### Goal of the exercise:
Below is a block of records; return all of them exactly, but without the images.

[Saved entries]
########

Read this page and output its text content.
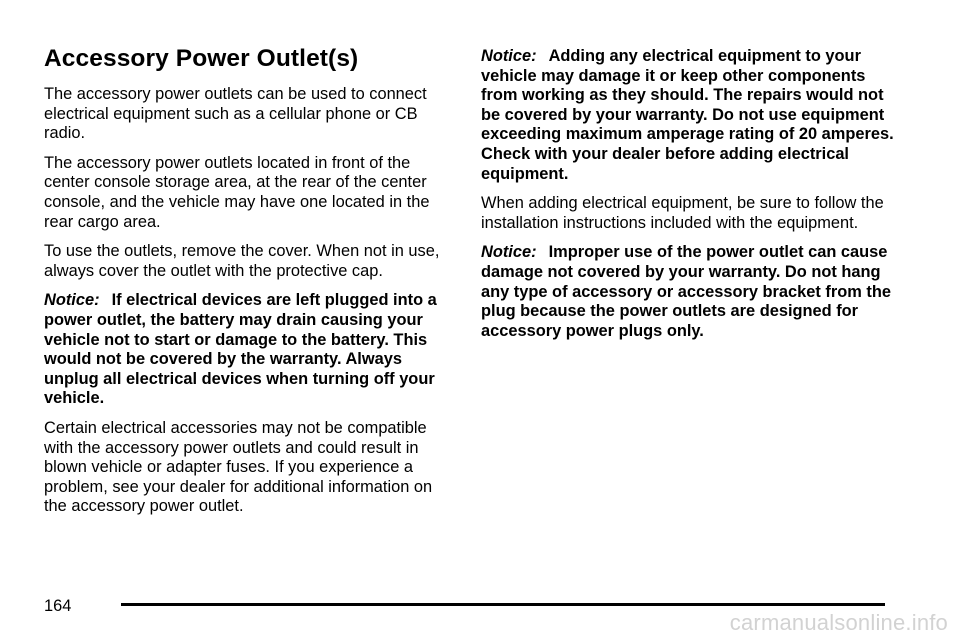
Accessory Power Outlet(s)

The accessory power outlets can be used to connect electrical equipment such as a cellular phone or CB radio.

The accessory power outlets located in front of the center console storage area, at the rear of the center console, and the vehicle may have one located in the rear cargo area.

To use the outlets, remove the cover. When not in use, always cover the outlet with the protective cap.

Notice: If electrical devices are left plugged into a power outlet, the battery may drain causing your vehicle not to start or damage to the battery. This would not be covered by the warranty. Always unplug all electrical devices when turning off your vehicle.

Certain electrical accessories may not be compatible with the accessory power outlets and could result in blown vehicle or adapter fuses. If you experience a problem, see your dealer for additional information on the accessory power outlet.

Notice: Adding any electrical equipment to your vehicle may damage it or keep other components from working as they should. The repairs would not be covered by your warranty. Do not use equipment exceeding maximum amperage rating of 20 amperes. Check with your dealer before adding electrical equipment.

When adding electrical equipment, be sure to follow the installation instructions included with the equipment.

Notice: Improper use of the power outlet can cause damage not covered by your warranty. Do not hang any type of accessory or accessory bracket from the plug because the power outlets are designed for accessory power plugs only.

164
carmanualsonline.info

########

### Completed task:
Read this page and output its text content.
Accessory Power Outlet(s)

The accessory power outlets can be used to connect electrical equipment such as a cellular phone or CB radio.

The accessory power outlets located in front of the center console storage area, at the rear of the center console, and the vehicle may have one located in the rear cargo area.

To use the outlets, remove the cover. When not in use, always cover the outlet with the protective cap.

Notice: If electrical devices are left plugged into a power outlet, the battery may drain causing your vehicle not to start or damage to the battery. This would not be covered by the warranty. Always unplug all electrical devices when turning off your vehicle.

Certain electrical accessories may not be compatible with the accessory power outlets and could result in blown vehicle or adapter fuses. If you experience a problem, see your dealer for additional information on the accessory power outlet.

Notice: Adding any electrical equipment to your vehicle may damage it or keep other components from working as they should. The repairs would not be covered by your warranty. Do not use equipment exceeding maximum amperage rating of 20 amperes. Check with your dealer before adding electrical equipment.

When adding electrical equipment, be sure to follow the installation instructions included with the equipment.

Notice: Improper use of the power outlet can cause damage not covered by your warranty. Do not hang any type of accessory or accessory bracket from the plug because the power outlets are designed for accessory power plugs only.

164
carmanualsonline.info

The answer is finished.